**Material for the task**
━━━━━━━━━━━━━━━━━━━━━━━━━━━━━━

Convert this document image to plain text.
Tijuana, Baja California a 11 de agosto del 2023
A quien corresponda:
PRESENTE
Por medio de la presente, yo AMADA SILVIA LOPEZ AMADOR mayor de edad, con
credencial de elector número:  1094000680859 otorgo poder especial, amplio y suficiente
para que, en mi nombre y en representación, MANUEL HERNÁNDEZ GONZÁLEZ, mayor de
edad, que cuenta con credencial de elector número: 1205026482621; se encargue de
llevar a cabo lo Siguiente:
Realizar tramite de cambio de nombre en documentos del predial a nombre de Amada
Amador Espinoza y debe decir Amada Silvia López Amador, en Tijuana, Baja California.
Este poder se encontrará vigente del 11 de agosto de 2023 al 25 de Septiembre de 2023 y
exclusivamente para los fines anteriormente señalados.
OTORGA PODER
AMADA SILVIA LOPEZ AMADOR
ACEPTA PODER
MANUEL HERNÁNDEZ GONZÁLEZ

━━━━━━━━━━━━━━━━━━━━━━━━━━━━━━

Retype all of the material, keeping each line exact.

Convert this document image to plain text.
Tijuana, Baja California a 11 de agosto del 2023
A quien corresponda:
PRESENTE
Por medio de la presente, yo AMADA SILVIA LOPEZ AMADOR mayor de edad, con
credencial de elector número:  1094000680859 otorgo poder especial, amplio y suficiente
para que, en mi nombre y en representación, MANUEL HERNÁNDEZ GONZÁLEZ, mayor de
edad, que cuenta con credencial de elector número: 1205026482621; se encargue de
llevar a cabo lo Siguiente:
Realizar tramite de cambio de nombre en documentos del predial a nombre de Amada
Amador Espinoza y debe decir Amada Silvia López Amador, en Tijuana, Baja California.
Este poder se encontrará vigente del 11 de agosto de 2023 al 25 de Septiembre de 2023 y
exclusivamente para los fines anteriormente señalados.
OTORGA PODER
AMADA SILVIA LOPEZ AMADOR
ACEPTA PODER
MANUEL HERNÁNDEZ GONZÁLEZ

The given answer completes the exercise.